— BEGIN Exercise input —
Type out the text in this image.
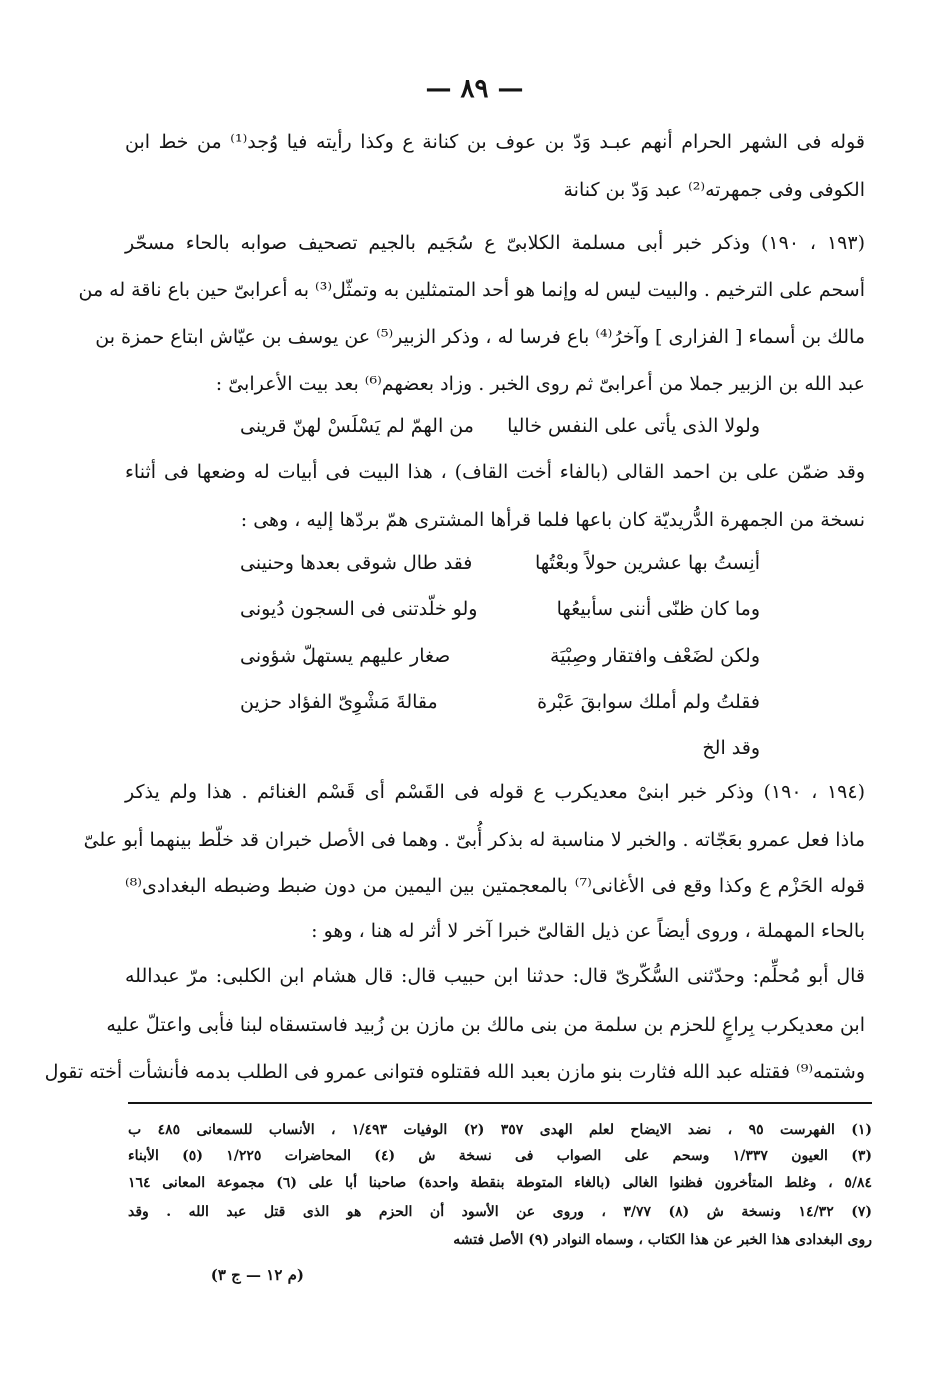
— ٨٩ —
قوله فى الشهر الحرام أنهم عبـد وَدّ بن عوف بن كنانة ع وكذا رأيته فيا وُجد⁽¹⁾ من خط ابن
الكوفى وفى جمهرته⁽²⁾ عبد وَدّ بن كنانة
(١٩٣ ، ١٩٠) وذكر خبر أبى مسلمة الكلابىّ ع سُجَيم بالجيم تصحيف صوابه بالحاء مسحّر
أسحم على الترخيم . والبيت ليس له وإنما هو أحد المتمثلين به وتمثّل⁽³⁾ به أعرابىّ حين باع ناقة له من
مالك بن أسماء [ الفزارى ] وآخرُ⁽⁴⁾ باع فرسا له ، وذكر الزبير⁽⁵⁾ عن يوسف بن عيّاش ابتاع حمزة بن
عبد الله بن الزبير جملا من أعرابىّ ثم روى الخبر . وزاد بعضهم⁽⁶⁾ بعد بيت الأعرابىّ :
ولولا الذى يأتى على النفس خاليا
من الهمّ لم يَسْلَسْ لهنّ قرينى
وقد ضمّن على بن احمد القالى (بالفاء أخت القاف) ، هذا البيت فى أبيات له وضعها فى أثناء
نسخة من الجمهرة الدُّريديّة كان باعها فلما قرأها المشترى همّ بردّها إليه ، وهى :
أنِستُ بها عشرين حولاً وبعْتُها
فقد طال شوقى بعدها وحنينى
وما كان ظنّى أننى سأبيعُها
ولو خلّدتنى فى السجون دُيونى
ولكن لضَعْف وافتقار وصِبْيَة
صغار عليهم يستهلّ شؤونى
فقلتُ ولم أملك سوابقَ عَبْرة
مقالةَ مَشْوِىّ الفؤاد حزين
وقد الخ
(١٩٤ ، ١٩٠) وذكر خبر ابنىْ معديكرب ع قوله فى القَسْم أى قَسْم الغنائم . هذا ولم يذكر
ماذا فعل عمرو بعَجّاته . والخبر لا مناسبة له بذكر أُبىّ . وهما فى الأصل خبران قد خلّط بينهما أبو علىّ
قوله الحَزْم ع وكذا وقع فى الأغانى⁽⁷⁾ بالمعجمتين بين اليمين من دون ضبط وضبطه البغدادى⁽⁸⁾
بالحاء المهملة ، وروى أيضاً عن ذيل القالىّ خبرا آخر لا أثر له هنا ، وهو :
قال أبو مُحلِّم: وحدّثنى السُّكّرىّ قال: حدثنا ابن حبيب قال: قال هشام ابن الكلبى: مرّ عبدالله
ابن معديكرب بِراعٍ للحزم بن سلمة من بنى مالك بن مازن بن زُبيد فاستسقاه لبنا فأبى واعتلّ عليه
وشتمه⁽⁹⁾ فقتله عبد الله فثارت بنو مازن بعبد الله فقتلوه فتوانى عمرو فى الطلب بدمه فأنشأت أخته تقول
(١) الفهرست ٩٥ ، نضد الايضاح لعلم الهدى ٣٥٧ (٢) الوفيات ١/٤٩٣ ، الأنساب للسمعانى ٤٨٥ ب
(٣) العيون ١/٣٣٧ وسحم على الصواب فى نسخة ش (٤) المحاضرات ١/٢٢٥ (٥) الأبناء
٥/٨٤ ، وغلط المتأخرون فظنوا الغالى (بالغاء المتوطة بنقطة واحدة) صاحبنا أبا على (٦) مجموعة المعانى ١٦٤
(٧) ١٤/٣٢ ونسخة ش (٨) ٣/٧٧ ، وروى عن الأسود أن الحزم هو الذى قتل عبد الله . وقد
روى البغدادى هذا الخبر عن هذا الكتاب ، وسماه النوادر (٩) الأصل فتشه
(م ١٢ — ج ٣)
— END Exercise input —
Copy each line above that contains the word "قوله".

قوله فى الشهر الحرام أنهم عبـد وَدّ بن عوف بن كنانة ع وكذا رأيته فيا وُجد⁽¹⁾ من خط ابن
(١٩٤ ، ١٩٠) وذكر خبر ابنىْ معديكرب ع قوله فى القَسْم أى قَسْم الغنائم . هذا ولم يذكر
قوله الحَزْم ع وكذا وقع فى الأغانى⁽⁷⁾ بالمعجمتين بين اليمين من دون ضبط وضبطه البغدادى⁽⁸⁾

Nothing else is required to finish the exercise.